>> BEGIN SUPPLIED PASSAGE

Q&A: What does the Brexit deal say about climate change and energy?

Last month, four years after the Brexit referendum, the UK and the EU agreed on a trade deal just days before the 31 December deadline. 

As well as guaranteeing tariff-free trade on many goods, the deal includes extensive references to the importance of tackling the “existential threat to humanity” posed by climate change.

Carbon Brief has extracted the key components relating to climate and energy from the 1,250-page document, as well as gauging the views of experts.

Some welcomed it as the best free trade deal on climate ever agreed – a potential “game changer” that enshrines in the text both sides’ net-zero targets and a commitment to the Paris Agreement.

However, there is also concern about weakening environmental regulations due to the UK’s efforts to “water down” the climate language and distance itself from European oversight.

This Q&A examines the circumstances surrounding the Brexit deal, what it actually says about climate change, and the likely influence it will have on climate action in the years to come.

What have been the key concerns about Brexit and climate change?

There were widespread concerns after the 2016 referendum that decades of EU climate and environmental policy would be forfeited by the UK.

Green groups made it clear that when seeking a trade deal with the EU, the nation should aim for close cooperation on the environment and the maintenance of existing laws. Around 80% of the UK’s environmental legislation comes from Europe.

While the UK often led on climate and environmental issues during its EU membership, there were warnings that it could return to its pre-EU role as the “dirty man of Europe”.

There were particular concerns about the impact a “no-deal” Brexit would have, with predictions of a scramble to set up new laws, institutions and processes to fill the gaps.

Ministers emphasised there would be no relaxing of climate standards following the UK’s departure, with former environment secretary Michael Gove saying the government was committed to a “green Brexit”.

Following the referendum, Carbon Brief compiled a list of 94 unanswered questions for climate and energy policy raised by the result of the vote.

These included queries about the UK’s place in international climate negotiations, the impact of Brexit on energy bills and how the UK’s departure would affect internal EU climate politics.

>> END SUPPLIED PASSAGE
>> BEGIN ROWS

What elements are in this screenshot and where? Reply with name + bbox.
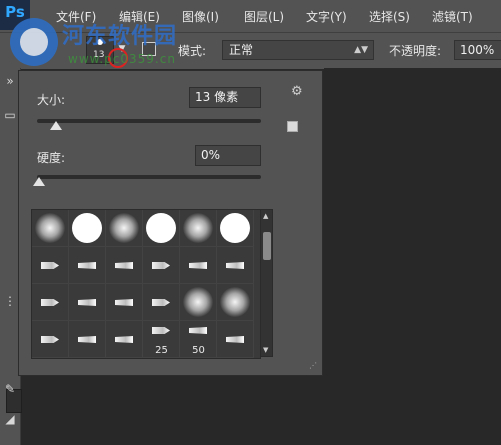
menu-type[interactable]: 文字(Y) — [306, 0, 347, 32]
scroll-thumb[interactable] — [263, 232, 271, 260]
bristle-brush-icon — [115, 336, 133, 343]
brush-preset-item[interactable] — [217, 210, 254, 247]
soft-round-brush-icon — [220, 287, 250, 317]
bristle-brush-icon — [78, 336, 96, 343]
tool-icon[interactable]: ⋮ — [3, 294, 17, 308]
menu-filter[interactable]: 滤镜(T) — [432, 0, 473, 32]
menu-image[interactable]: 图像(I) — [182, 0, 219, 32]
brush-preset-item[interactable] — [106, 210, 143, 247]
hard-round-brush-icon — [146, 213, 176, 243]
brush-preset-item[interactable] — [69, 284, 106, 321]
brush-preset-item[interactable] — [106, 247, 143, 284]
brush-preset-item[interactable] — [69, 321, 106, 358]
brush-preset-item[interactable] — [143, 247, 180, 284]
mode-select[interactable]: 正常 ▲▼ — [222, 40, 374, 60]
menu-layer[interactable]: 图层(L) — [244, 0, 284, 32]
bristle-brush-icon — [41, 262, 59, 269]
bristle-brush-icon — [189, 262, 207, 269]
gear-icon[interactable]: ⚙ — [291, 85, 305, 99]
bristle-brush-icon — [226, 336, 244, 343]
preset-size-label: 50 — [192, 345, 205, 356]
opacity-label: 不透明度: — [389, 44, 442, 58]
bristle-brush-icon — [226, 262, 244, 269]
brush-preset-item[interactable] — [32, 284, 69, 321]
soft-round-brush-icon — [183, 213, 213, 243]
size-field[interactable]: 13 像素 — [189, 87, 261, 108]
scroll-down-icon[interactable]: ▼ — [263, 346, 268, 354]
history-brush-icon[interactable]: ✎ — [3, 382, 17, 396]
brush-preset-item[interactable] — [143, 210, 180, 247]
brush-preset-item[interactable] — [69, 247, 106, 284]
brush-preset-item[interactable] — [217, 321, 254, 358]
brush-preset-item[interactable] — [106, 321, 143, 358]
menu-bar: Ps 文件(F) 编辑(E) 图像(I) 图层(L) 文字(Y) 选择(S) 滤… — [0, 0, 501, 32]
mode-label: 模式: — [178, 44, 207, 58]
brush-preset-item[interactable] — [180, 284, 217, 321]
bristle-brush-icon — [189, 327, 207, 334]
bristle-brush-icon — [152, 299, 170, 306]
size-label: 大小: — [37, 93, 66, 107]
soft-round-brush-icon — [109, 213, 139, 243]
soft-round-brush-icon — [35, 213, 65, 243]
hardness-label: 硬度: — [37, 151, 66, 165]
bristle-brush-icon — [41, 336, 59, 343]
size-slider[interactable] — [37, 119, 261, 123]
hard-round-brush-icon — [220, 213, 250, 243]
brush-panel-icon[interactable] — [142, 42, 156, 56]
hardness-slider[interactable] — [37, 175, 261, 179]
hard-round-brush-icon — [72, 213, 102, 243]
bristle-brush-icon — [115, 299, 133, 306]
document-canvas[interactable] — [324, 68, 501, 445]
hardness-field[interactable]: 0% — [195, 145, 261, 166]
eraser-icon[interactable]: ◢ — [3, 412, 17, 426]
select-arrows-icon: ▲▼ — [354, 45, 368, 55]
highlight-circle — [108, 48, 128, 68]
opacity-field[interactable]: 100% — [454, 40, 501, 60]
resize-grip-icon[interactable]: ⋰ — [309, 361, 319, 371]
preset-scrollbar[interactable]: ▲ ▼ — [260, 209, 273, 357]
menu-edit[interactable]: 编辑(E) — [119, 0, 160, 32]
brush-preset-item[interactable] — [69, 210, 106, 247]
preset-size-label: 25 — [155, 345, 168, 356]
bristle-brush-icon — [152, 327, 170, 334]
brush-tip-dot — [97, 39, 103, 45]
brush-preset-picker: 大小: 13 像素 ⚙ 硬度: 0% 25 50 ▲ ▼ ⋰ — [18, 70, 323, 376]
brush-preset-grid: 25 50 — [31, 209, 261, 359]
bristle-brush-icon — [115, 262, 133, 269]
brush-preset-item[interactable] — [217, 247, 254, 284]
menu-select[interactable]: 选择(S) — [369, 0, 410, 32]
menu-file[interactable]: 文件(F) — [56, 0, 96, 32]
new-preset-icon[interactable] — [287, 121, 298, 132]
brush-preset-item[interactable] — [106, 284, 143, 321]
scroll-up-icon[interactable]: ▲ — [263, 212, 268, 220]
bristle-brush-icon — [41, 299, 59, 306]
brush-preset-item[interactable]: 25 — [143, 321, 180, 358]
brush-preset-item[interactable] — [32, 247, 69, 284]
hardness-slider-thumb[interactable] — [33, 177, 45, 186]
soft-round-brush-icon — [183, 287, 213, 317]
tool-icon[interactable]: ▭ — [3, 108, 17, 122]
brush-preset-item[interactable] — [32, 321, 69, 358]
bristle-brush-icon — [152, 262, 170, 269]
brush-preset-item[interactable] — [143, 284, 180, 321]
collapse-arrows-icon[interactable]: » — [3, 74, 17, 88]
bristle-brush-icon — [78, 262, 96, 269]
brush-preset-item[interactable] — [217, 284, 254, 321]
brush-preset-item[interactable] — [32, 210, 69, 247]
brush-preset-item[interactable] — [180, 210, 217, 247]
brush-preset-item[interactable]: 50 — [180, 321, 217, 358]
photoshop-logo: Ps — [0, 0, 30, 30]
brush-size-readout: 13 — [93, 50, 105, 60]
bristle-brush-icon — [78, 299, 96, 306]
size-slider-thumb[interactable] — [50, 121, 63, 130]
mode-value: 正常 — [229, 43, 254, 57]
brush-preset-item[interactable] — [180, 247, 217, 284]
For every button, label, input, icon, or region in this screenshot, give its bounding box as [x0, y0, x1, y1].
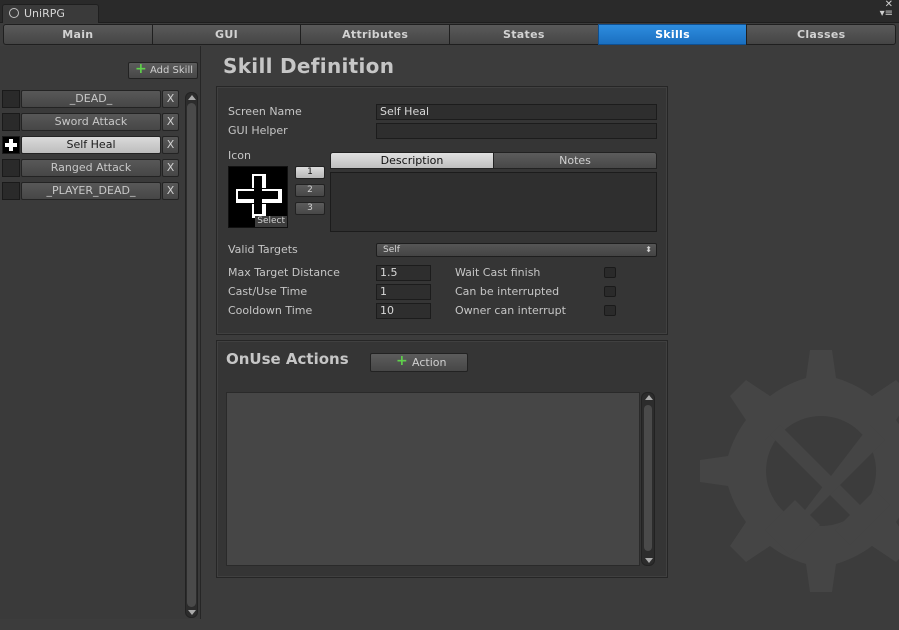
icon-label: Icon	[228, 149, 251, 162]
add-skill-button[interactable]: + Add Skill	[128, 62, 198, 79]
plus-icon: +	[135, 61, 147, 77]
skill-name-button[interactable]: _DEAD_	[21, 90, 161, 108]
delete-skill-button[interactable]: X	[162, 90, 179, 108]
icon-slot-3-button[interactable]: 3	[295, 202, 325, 215]
delete-skill-button[interactable]: X	[162, 136, 179, 154]
valid-targets-value: Self	[383, 245, 400, 255]
delete-skill-button[interactable]: X	[162, 182, 179, 200]
skills-scrollbar[interactable]	[185, 92, 198, 618]
skill-name-button[interactable]: Self Heal	[21, 136, 161, 154]
window-titlebar: UniRPG ✕ ▾≡	[0, 0, 899, 23]
dropdown-caret-icon: ⬍	[645, 245, 652, 254]
cooldown-time-label: Cooldown Time	[228, 304, 313, 317]
tab-description[interactable]: Description	[330, 152, 494, 169]
add-action-button[interactable]: + Action	[370, 353, 468, 372]
tab-classes[interactable]: Classes	[746, 24, 897, 45]
add-action-label: Action	[412, 356, 447, 369]
menu-icon[interactable]: ▾≡	[877, 9, 893, 19]
valid-targets-dropdown[interactable]: Self ⬍	[376, 243, 657, 257]
tab-attributes[interactable]: Attributes	[300, 24, 451, 45]
window-controls: ✕ ▾≡	[877, 0, 893, 20]
window-tab[interactable]: UniRPG	[2, 4, 99, 23]
skill-list-item-selected: Self Heal X	[2, 136, 179, 154]
description-textarea[interactable]	[330, 172, 657, 232]
gear-tools-watermark-icon	[700, 350, 899, 592]
cross-icon-inner-h	[238, 191, 278, 199]
icon-slot-1-button[interactable]: 1	[295, 166, 325, 179]
skill-thumbnail	[2, 90, 20, 108]
scroll-down-arrow-icon[interactable]	[188, 610, 196, 615]
onuse-actions-title: OnUse Actions	[226, 350, 349, 368]
tab-skills[interactable]: Skills	[597, 24, 748, 45]
skills-sidebar: + Add Skill _DEAD_ X Sword Attack X Self…	[0, 46, 201, 619]
owner-can-interrupt-checkbox[interactable]	[604, 305, 616, 316]
window-tab-title: UniRPG	[24, 7, 65, 20]
skill-list-item: _PLAYER_DEAD_ X	[2, 182, 179, 200]
scrollbar-thumb[interactable]	[187, 103, 196, 607]
scrollbar-thumb[interactable]	[644, 405, 652, 551]
actions-scrollbar[interactable]	[641, 392, 655, 566]
cooldown-time-input[interactable]: 10	[376, 303, 431, 319]
can-be-interrupted-checkbox[interactable]	[604, 286, 616, 297]
screen-name-input[interactable]: Self Heal	[376, 104, 657, 120]
actions-list[interactable]	[226, 392, 640, 566]
gui-helper-input[interactable]	[376, 123, 657, 139]
screen-name-label: Screen Name	[228, 105, 302, 118]
main-tabbar: Main GUI Attributes States Skills Classe…	[3, 24, 897, 45]
skill-name-button[interactable]: Sword Attack	[21, 113, 161, 131]
unity-window-icon	[9, 8, 19, 18]
tab-notes[interactable]: Notes	[493, 152, 657, 169]
page-title: Skill Definition	[223, 54, 395, 78]
icon-select-label[interactable]: Select	[255, 216, 287, 227]
tab-main[interactable]: Main	[3, 24, 153, 45]
skill-name-button[interactable]: Ranged Attack	[21, 159, 161, 177]
scroll-up-arrow-icon[interactable]	[645, 395, 653, 400]
scroll-up-arrow-icon[interactable]	[188, 95, 196, 100]
tab-states[interactable]: States	[449, 24, 599, 45]
add-skill-label: Add Skill	[150, 65, 194, 76]
gui-helper-label: GUI Helper	[228, 124, 288, 137]
cast-use-time-label: Cast/Use Time	[228, 285, 308, 298]
plus-icon: +	[396, 353, 408, 369]
can-be-interrupted-label: Can be interrupted	[455, 285, 560, 298]
cast-use-time-input[interactable]: 1	[376, 284, 431, 300]
tab-gui[interactable]: GUI	[151, 24, 302, 45]
owner-can-interrupt-label: Owner can interrupt	[455, 304, 566, 317]
max-target-distance-input[interactable]: 1.5	[376, 265, 431, 281]
valid-targets-label: Valid Targets	[228, 243, 298, 256]
skill-name-button[interactable]: _PLAYER_DEAD_	[21, 182, 161, 200]
skill-list-item: Ranged Attack X	[2, 159, 179, 177]
max-target-distance-label: Max Target Distance	[228, 266, 340, 279]
wait-cast-finish-checkbox[interactable]	[604, 267, 616, 278]
delete-skill-button[interactable]: X	[162, 113, 179, 131]
skill-thumbnail	[2, 159, 20, 177]
skill-thumbnail-cross-icon	[2, 136, 20, 154]
delete-skill-button[interactable]: X	[162, 159, 179, 177]
skill-list-item: _DEAD_ X	[2, 90, 179, 108]
skill-thumbnail	[2, 113, 20, 131]
scroll-down-arrow-icon[interactable]	[645, 558, 653, 563]
skill-list-item: Sword Attack X	[2, 113, 179, 131]
skill-thumbnail	[2, 182, 20, 200]
wait-cast-finish-label: Wait Cast finish	[455, 266, 541, 279]
icon-slot-2-button[interactable]: 2	[295, 184, 325, 197]
skill-icon-picker[interactable]: Select	[228, 166, 288, 228]
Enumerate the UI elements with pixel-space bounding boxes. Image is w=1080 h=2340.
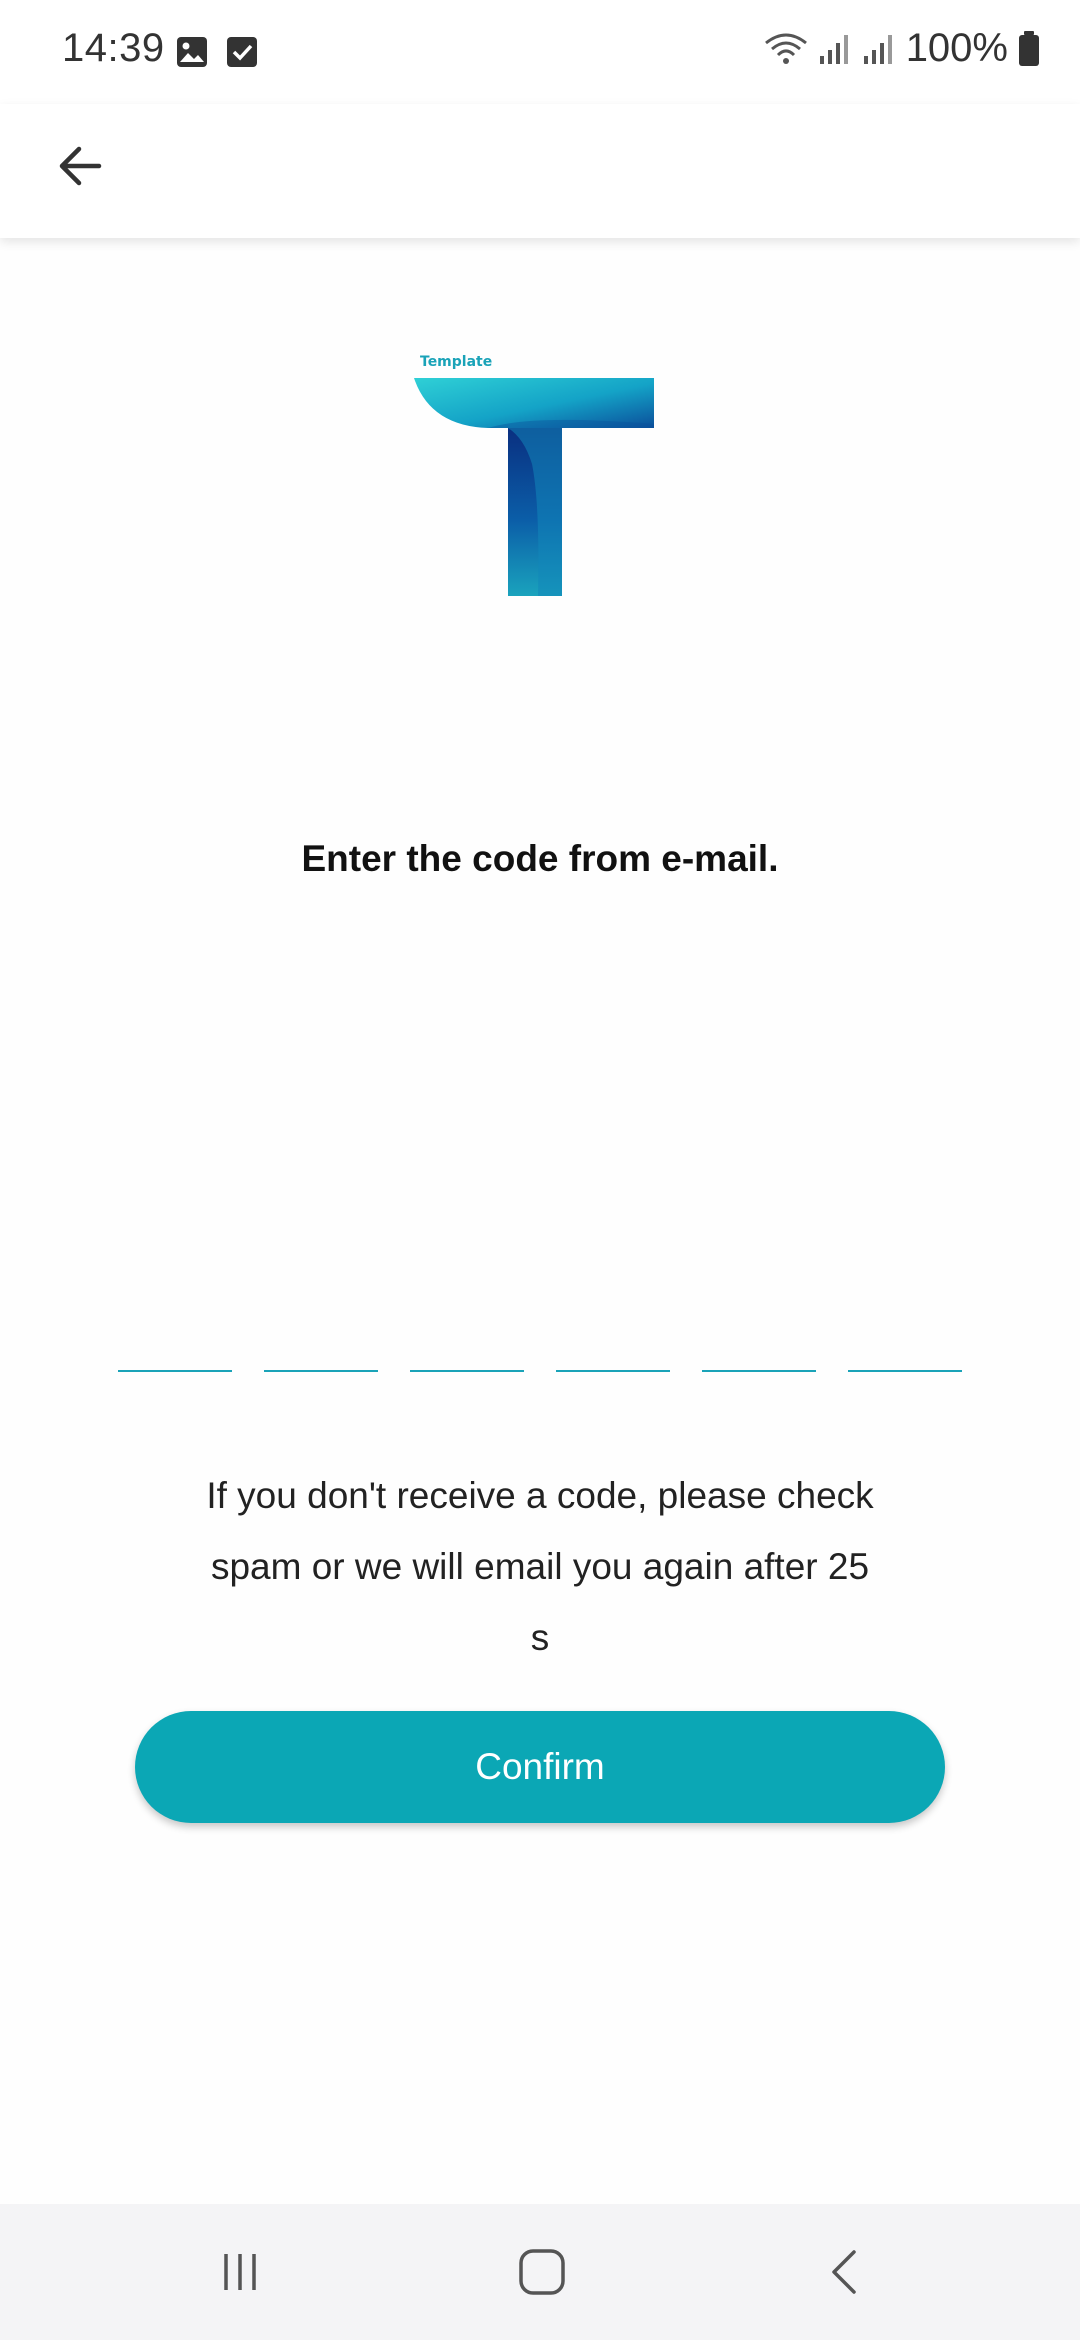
code-input-row: [118, 1320, 962, 1372]
back-icon: [832, 2250, 856, 2294]
status-system-icons: 100%: [764, 26, 1040, 71]
back-button[interactable]: [40, 126, 120, 206]
status-notification-icons: [176, 36, 258, 68]
signal-icon: [819, 34, 848, 64]
signal-icon: [863, 34, 892, 64]
system-nav-bar: [0, 2204, 1080, 2340]
status-bar: 14:39 100%: [0, 0, 1080, 104]
app-logo: Template: [412, 354, 658, 598]
home-icon: [519, 2249, 565, 2295]
recent-apps-icon: [224, 2254, 256, 2290]
page-title: Enter the code from e-mail.: [301, 838, 779, 879]
image-icon: [177, 37, 207, 67]
code-digit-input[interactable]: [118, 1320, 232, 1372]
code-digit-input[interactable]: [264, 1320, 378, 1372]
wifi-icon: [764, 33, 807, 64]
home-button[interactable]: [502, 2232, 582, 2312]
battery-percent: 100%: [905, 26, 1008, 70]
battery-icon: [1019, 30, 1039, 66]
code-digit-input[interactable]: [702, 1320, 816, 1372]
resend-countdown-unit: s: [530, 1617, 550, 1658]
arrow-left-icon: [59, 146, 102, 186]
logo-t-mark: [414, 378, 654, 596]
recent-apps-button[interactable]: [200, 2232, 280, 2312]
confirm-button[interactable]: Confirm: [135, 1711, 945, 1823]
code-digit-input[interactable]: [556, 1320, 670, 1372]
resend-hint: If you don't receive a code, please chec…: [180, 1460, 900, 1673]
code-digit-input[interactable]: [410, 1320, 524, 1372]
app-bar: [0, 104, 1080, 238]
status-time: 14:39: [62, 26, 165, 70]
checkbox-icon: [227, 37, 257, 67]
resend-hint-line: If you don't receive a code, please chec…: [206, 1475, 874, 1516]
nav-back-button[interactable]: [806, 2232, 886, 2312]
verification-screen: Template Enter the code from e-mail. If …: [0, 238, 1080, 2204]
resend-hint-line: spam or we will email you again after 25: [210, 1546, 870, 1587]
code-digit-input[interactable]: [848, 1320, 962, 1372]
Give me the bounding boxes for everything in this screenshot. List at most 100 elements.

>> END ROWS

## SHORT PROBLEM
Extend the Q&A on the Brexit deal and climate change, picking up right after its last sentence.

## ANSWER BELOW
Four years later, the UK faces a totally different political landscape, largely shaped by Brexit’s political fallout, and many of these questions have already been resolved, or are no longer relevant.

The Conservative leadership has undergone a complete overhaul, with a new pro-Brexit prime minister and accompanying ministers in key energy and climate positions.

The EU, with the UK still a member, ratified the Paris Agreement and both parties have separately announced updated, more ambitious climate pledges, known as “nationally determined contributions” (NDCs). Both have also set net-zero targets for 2050 and the UK is on its way to approving its sixth carbon budget for the mid-2030s.

Other questions remain unanswered, such as which UN Framework Convention on Climate Change (UNFCCC) negotiating bloc the UK will join now it is no longer in the EU. (Carbon Brief understands that, as the current COP president, the UK does not need to be formally aligned with a negotiating bloc at the COP26 summit in Glasgow in November and, thus, any decision can wait until afterwards.)

The new trade deal, concluded on Christmas Eve 2020, addresses some of the remaining uncertainty around climate and energy, although much still remains undecided about the relationship between the two sides.

What does the Brexit deal say about climate change?

Boris Johnson, the current UK prime minister and a key architect of Brexit, emphasised his government’s commitment to sovereignty in his statement following the deal’s climax. He stated that the nation had “taken back control of every jot and tittle of our regulation”.

However, the agreement contains extensive references to the two parties’ shared commitment to climate action, an area that is likely to see both sides working together for many years to come.

At a press conference on the outcome of the negotiations, European Commission president Ursula von der Leyen said:

“We will continue cooperating with the UK, in all areas of mutual interest. For example in the fields of climate change, energy, security and transport. Together we still achieve more than we do apart.”

Overall, the word “climate” is used 51 times in the final document, including three times in the opening paragraphs.

There are also 13 mentions of “emissions”, nine of “Paris Agreement” and climate change is referred to as an “existential threat to humanity” twice.

The agreement includes commitments to maintaining and “striv[ing] to increase” each party’s “climate level of protection”, which is defined as a 40% economy-wide reduction in emissions by 2030 in the EU, with the UK meeting its share of this target. (The year is not mentioned, but both parties use 1990 as their baseline for calculating emissions reductions.)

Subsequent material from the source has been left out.